GIVEN REQUEST:
Every line that contains the word "JSON" should be copied out.

Data records
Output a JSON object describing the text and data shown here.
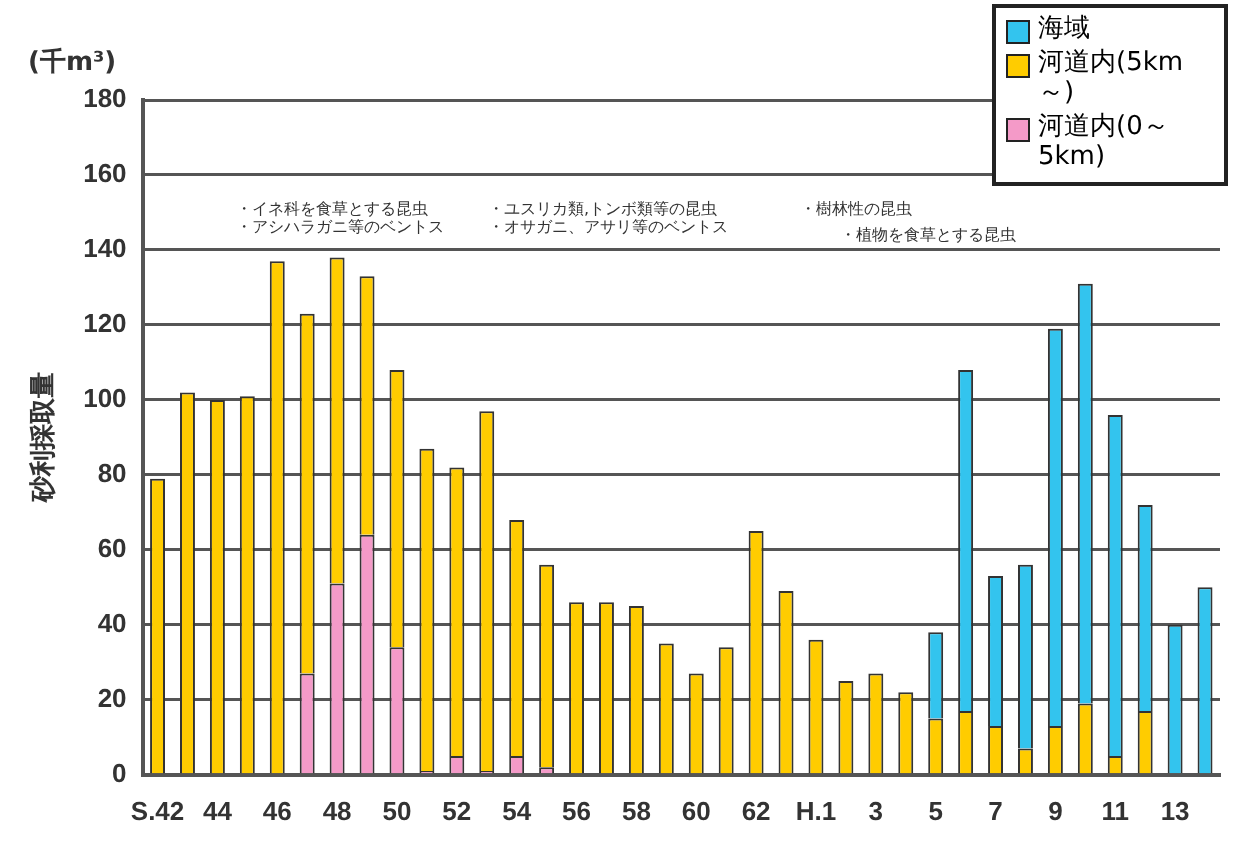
{
  "chart_data": {
    "type": "bar",
    "stacked": true,
    "ylabel": "砂利採取量",
    "categories": [
      "S.42",
      null,
      "44",
      null,
      "46",
      null,
      "48",
      null,
      "50",
      null,
      "52",
      null,
      "54",
      null,
      "56",
      null,
      "58",
      null,
      "60",
      null,
      "62",
      null,
      "H.1",
      null,
      "3",
      null,
      "5",
      null,
      "7",
      null,
      "9",
      null,
      "11",
      null,
      "13",
      null
    ],
    "series": [
      {
        "name": "河道内(0～5km)",
        "color": "#f49ac8",
        "values": [
          0,
          0,
          0,
          0,
          0,
          27,
          51,
          64,
          34,
          1,
          5,
          1,
          5,
          2,
          0,
          0,
          0,
          0,
          0,
          0,
          0,
          0,
          0,
          0,
          0,
          0,
          0,
          0,
          0,
          0,
          0,
          0,
          0,
          0,
          0,
          0
        ]
      },
      {
        "name": "河道内(5km～)",
        "color": "#ffcc00",
        "values": [
          79,
          102,
          100,
          101,
          137,
          96,
          87,
          69,
          74,
          86,
          77,
          96,
          63,
          54,
          46,
          46,
          45,
          35,
          27,
          34,
          65,
          49,
          36,
          25,
          27,
          22,
          15,
          17,
          13,
          7,
          13,
          19,
          5,
          17,
          0,
          0
        ]
      },
      {
        "name": "海域",
        "color": "#33c4ee",
        "values": [
          0,
          0,
          0,
          0,
          0,
          0,
          0,
          0,
          0,
          0,
          0,
          0,
          0,
          0,
          0,
          0,
          0,
          0,
          0,
          0,
          0,
          0,
          0,
          0,
          0,
          0,
          23,
          91,
          40,
          49,
          106,
          112,
          91,
          55,
          40,
          50
        ]
      }
    ],
    "ylim": [
      0,
      180
    ],
    "yticks": [
      0,
      20,
      40,
      60,
      80,
      100,
      120,
      140,
      160,
      180
    ],
    "grid": "y",
    "legend": "top right",
    "annotations": [
      "(千m³)",
      "・イネ科を食草とする昆虫",
      "・アシハラガニ等のベントス",
      "・ユスリカ類,トンボ類等の昆虫",
      "・オサガニ、アサリ等のベントス",
      "・樹林性の昆虫",
      "・植物を食草とする昆虫"
    ]
  }
}
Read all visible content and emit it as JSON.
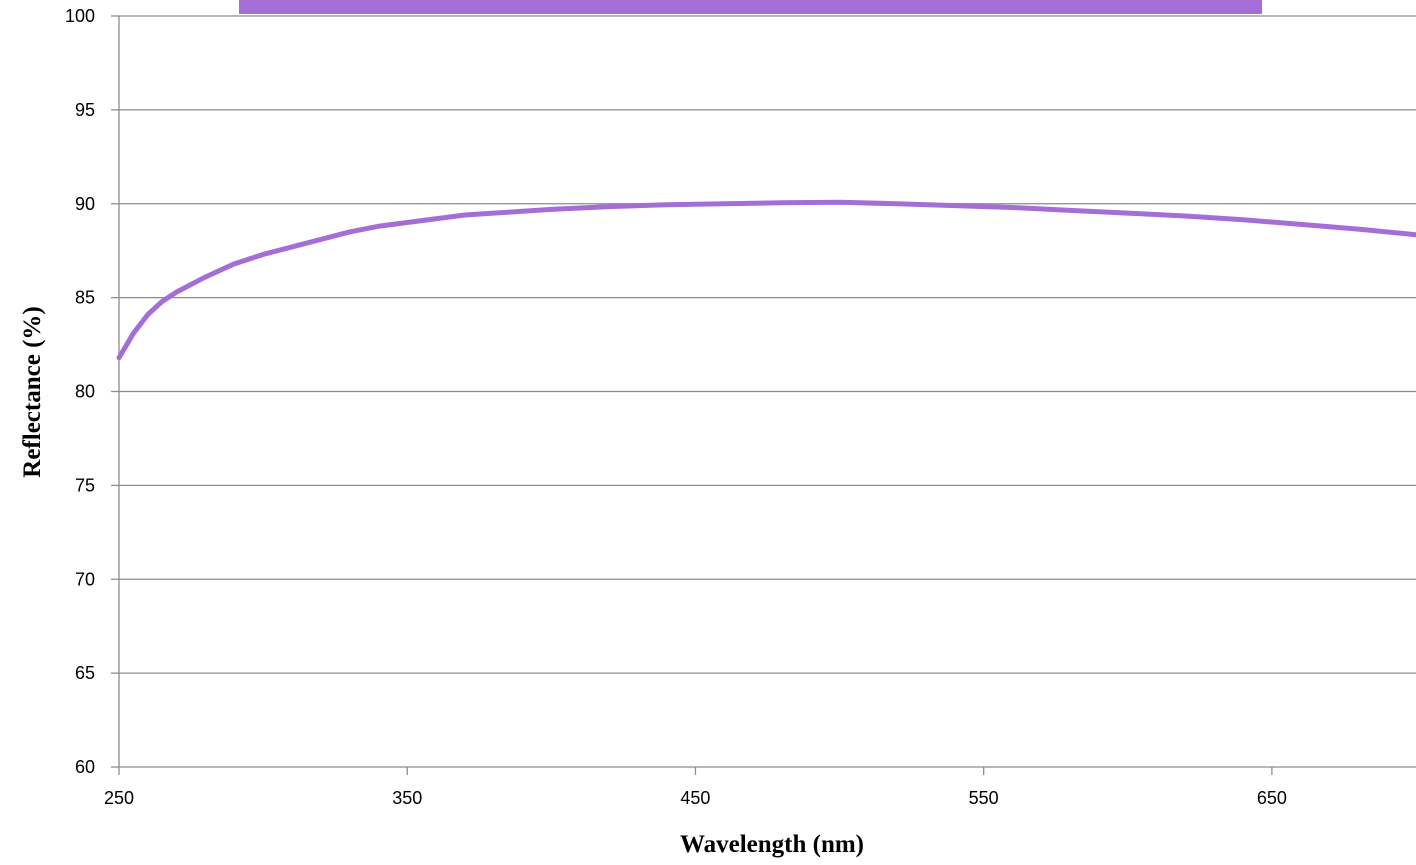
{
  "chart_data": {
    "type": "line",
    "title": "",
    "xlabel": "Wavelength (nm)",
    "ylabel": "Reflectance (%)",
    "xlim": [
      250,
      700
    ],
    "ylim": [
      60,
      100
    ],
    "xticks": [
      250,
      350,
      450,
      550,
      650
    ],
    "yticks": [
      60,
      65,
      70,
      75,
      80,
      85,
      90,
      95,
      100
    ],
    "grid": "horizontal",
    "legend": "top",
    "series": [
      {
        "color": "#a46ed6",
        "x": [
          250,
          255,
          260,
          265,
          270,
          280,
          290,
          300,
          310,
          320,
          330,
          340,
          350,
          360,
          370,
          380,
          390,
          400,
          420,
          440,
          460,
          480,
          500,
          520,
          540,
          560,
          580,
          600,
          620,
          640,
          660,
          680,
          700
        ],
        "y": [
          81.8,
          83.1,
          84.1,
          84.8,
          85.3,
          86.1,
          86.8,
          87.3,
          87.7,
          88.1,
          88.5,
          88.8,
          89.0,
          89.2,
          89.4,
          89.5,
          89.6,
          89.7,
          89.85,
          89.95,
          90.0,
          90.05,
          90.08,
          90.0,
          89.9,
          89.8,
          89.65,
          89.5,
          89.35,
          89.15,
          88.9,
          88.65,
          88.35
        ]
      }
    ]
  }
}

ANSWER TO THE EXERCISE:
Output a JSON object describing the text and data shown here.
Read all visible content and emit it as JSON.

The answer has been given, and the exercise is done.